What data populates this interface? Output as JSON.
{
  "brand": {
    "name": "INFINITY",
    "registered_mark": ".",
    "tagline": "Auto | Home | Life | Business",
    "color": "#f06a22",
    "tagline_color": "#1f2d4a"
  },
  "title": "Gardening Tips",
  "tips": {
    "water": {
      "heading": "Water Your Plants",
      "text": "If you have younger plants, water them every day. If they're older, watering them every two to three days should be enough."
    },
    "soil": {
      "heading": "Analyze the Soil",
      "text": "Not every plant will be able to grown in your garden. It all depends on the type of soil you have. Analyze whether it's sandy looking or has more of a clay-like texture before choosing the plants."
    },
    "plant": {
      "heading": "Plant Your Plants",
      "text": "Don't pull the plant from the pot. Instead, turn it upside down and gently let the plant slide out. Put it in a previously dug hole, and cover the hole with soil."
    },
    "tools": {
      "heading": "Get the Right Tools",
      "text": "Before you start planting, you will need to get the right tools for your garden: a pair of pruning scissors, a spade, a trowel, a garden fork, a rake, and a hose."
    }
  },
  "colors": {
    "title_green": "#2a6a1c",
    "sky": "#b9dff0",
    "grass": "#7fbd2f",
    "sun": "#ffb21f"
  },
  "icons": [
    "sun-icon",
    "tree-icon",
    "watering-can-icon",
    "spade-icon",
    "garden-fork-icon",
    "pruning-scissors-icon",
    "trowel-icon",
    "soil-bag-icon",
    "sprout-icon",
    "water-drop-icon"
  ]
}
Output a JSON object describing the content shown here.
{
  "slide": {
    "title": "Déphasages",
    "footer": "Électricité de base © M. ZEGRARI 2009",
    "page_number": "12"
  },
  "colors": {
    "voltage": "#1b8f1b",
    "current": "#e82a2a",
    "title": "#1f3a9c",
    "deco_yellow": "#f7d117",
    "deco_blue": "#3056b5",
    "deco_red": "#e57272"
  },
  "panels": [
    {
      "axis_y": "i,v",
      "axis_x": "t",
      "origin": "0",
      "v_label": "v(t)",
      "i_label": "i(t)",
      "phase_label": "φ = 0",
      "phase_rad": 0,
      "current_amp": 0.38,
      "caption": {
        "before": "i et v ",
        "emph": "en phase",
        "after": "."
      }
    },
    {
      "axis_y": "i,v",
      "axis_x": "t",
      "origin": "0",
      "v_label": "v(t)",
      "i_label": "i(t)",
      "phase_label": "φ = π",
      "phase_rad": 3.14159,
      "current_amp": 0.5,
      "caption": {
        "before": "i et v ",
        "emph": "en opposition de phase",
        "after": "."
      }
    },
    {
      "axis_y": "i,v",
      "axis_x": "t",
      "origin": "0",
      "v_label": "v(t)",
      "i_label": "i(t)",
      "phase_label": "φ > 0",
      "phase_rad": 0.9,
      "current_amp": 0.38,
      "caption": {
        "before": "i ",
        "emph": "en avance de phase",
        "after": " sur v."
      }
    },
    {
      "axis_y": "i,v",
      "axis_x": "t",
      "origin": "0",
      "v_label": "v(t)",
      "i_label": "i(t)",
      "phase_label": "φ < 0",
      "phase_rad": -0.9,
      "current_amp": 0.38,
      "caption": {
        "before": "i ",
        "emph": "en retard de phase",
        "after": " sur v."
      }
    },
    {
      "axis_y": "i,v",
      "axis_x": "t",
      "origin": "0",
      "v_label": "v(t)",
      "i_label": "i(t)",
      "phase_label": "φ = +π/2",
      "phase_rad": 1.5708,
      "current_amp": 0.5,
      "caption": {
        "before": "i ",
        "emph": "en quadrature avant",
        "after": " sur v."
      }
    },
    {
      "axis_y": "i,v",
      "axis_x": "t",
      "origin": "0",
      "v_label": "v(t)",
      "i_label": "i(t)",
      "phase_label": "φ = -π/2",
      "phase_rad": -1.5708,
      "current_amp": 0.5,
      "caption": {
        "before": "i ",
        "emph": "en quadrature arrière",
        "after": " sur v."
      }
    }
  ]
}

━━━━

- **Task goal**:
Your task is to output the full set of records exactly as presented.

- **Final answer**:
What data populates this interface? Output as JSON.
{
  "brand": {
    "name": "INFINITY",
    "registered_mark": ".",
    "tagline": "Auto | Home | Life | Business",
    "color": "#f06a22",
    "tagline_color": "#1f2d4a"
  },
  "title": "Gardening Tips",
  "tips": {
    "water": {
      "heading": "Water Your Plants",
      "text": "If you have younger plants, water them every day. If they're older, watering them every two to three days should be enough."
    },
    "soil": {
      "heading": "Analyze the Soil",
      "text": "Not every plant will be able to grown in your garden. It all depends on the type of soil you have. Analyze whether it's sandy looking or has more of a clay-like texture before choosing the plants."
    },
    "plant": {
      "heading": "Plant Your Plants",
      "text": "Don't pull the plant from the pot. Instead, turn it upside down and gently let the plant slide out. Put it in a previously dug hole, and cover the hole with soil."
    },
    "tools": {
      "heading": "Get the Right Tools",
      "text": "Before you start planting, you will need to get the right tools for your garden: a pair of pruning scissors, a spade, a trowel, a garden fork, a rake, and a hose."
    }
  },
  "colors": {
    "title_green": "#2a6a1c",
    "sky": "#b9dff0",
    "grass": "#7fbd2f",
    "sun": "#ffb21f"
  },
  "icons": [
    "sun-icon",
    "tree-icon",
    "watering-can-icon",
    "spade-icon",
    "garden-fork-icon",
    "pruning-scissors-icon",
    "trowel-icon",
    "soil-bag-icon",
    "sprout-icon",
    "water-drop-icon"
  ]
}
Output a JSON object describing the content shown here.
{
  "slide": {
    "title": "Déphasages",
    "footer": "Électricité de base © M. ZEGRARI 2009",
    "page_number": "12"
  },
  "colors": {
    "voltage": "#1b8f1b",
    "current": "#e82a2a",
    "title": "#1f3a9c",
    "deco_yellow": "#f7d117",
    "deco_blue": "#3056b5",
    "deco_red": "#e57272"
  },
  "panels": [
    {
      "axis_y": "i,v",
      "axis_x": "t",
      "origin": "0",
      "v_label": "v(t)",
      "i_label": "i(t)",
      "phase_label": "φ = 0",
      "phase_rad": 0,
      "current_amp": 0.38,
      "caption": {
        "before": "i et v ",
        "emph": "en phase",
        "after": "."
      }
    },
    {
      "axis_y": "i,v",
      "axis_x": "t",
      "origin": "0",
      "v_label": "v(t)",
      "i_label": "i(t)",
      "phase_label": "φ = π",
      "phase_rad": 3.14159,
      "current_amp": 0.5,
      "caption": {
        "before": "i et v ",
        "emph": "en opposition de phase",
        "after": "."
      }
    },
    {
      "axis_y": "i,v",
      "axis_x": "t",
      "origin": "0",
      "v_label": "v(t)",
      "i_label": "i(t)",
      "phase_label": "φ > 0",
      "phase_rad": 0.9,
      "current_amp": 0.38,
      "caption": {
        "before": "i ",
        "emph": "en avance de phase",
        "after": " sur v."
      }
    },
    {
      "axis_y": "i,v",
      "axis_x": "t",
      "origin": "0",
      "v_label": "v(t)",
      "i_label": "i(t)",
      "phase_label": "φ < 0",
      "phase_rad": -0.9,
      "current_amp": 0.38,
      "caption": {
        "before": "i ",
        "emph": "en retard de phase",
        "after": " sur v."
      }
    },
    {
      "axis_y": "i,v",
      "axis_x": "t",
      "origin": "0",
      "v_label": "v(t)",
      "i_label": "i(t)",
      "phase_label": "φ = +π/2",
      "phase_rad": 1.5708,
      "current_amp": 0.5,
      "caption": {
        "before": "i ",
        "emph": "en quadrature avant",
        "after": " sur v."
      }
    },
    {
      "axis_y": "i,v",
      "axis_x": "t",
      "origin": "0",
      "v_label": "v(t)",
      "i_label": "i(t)",
      "phase_label": "φ = -π/2",
      "phase_rad": -1.5708,
      "current_amp": 0.5,
      "caption": {
        "before": "i ",
        "emph": "en quadrature arrière",
        "after": " sur v."
      }
    }
  ]
}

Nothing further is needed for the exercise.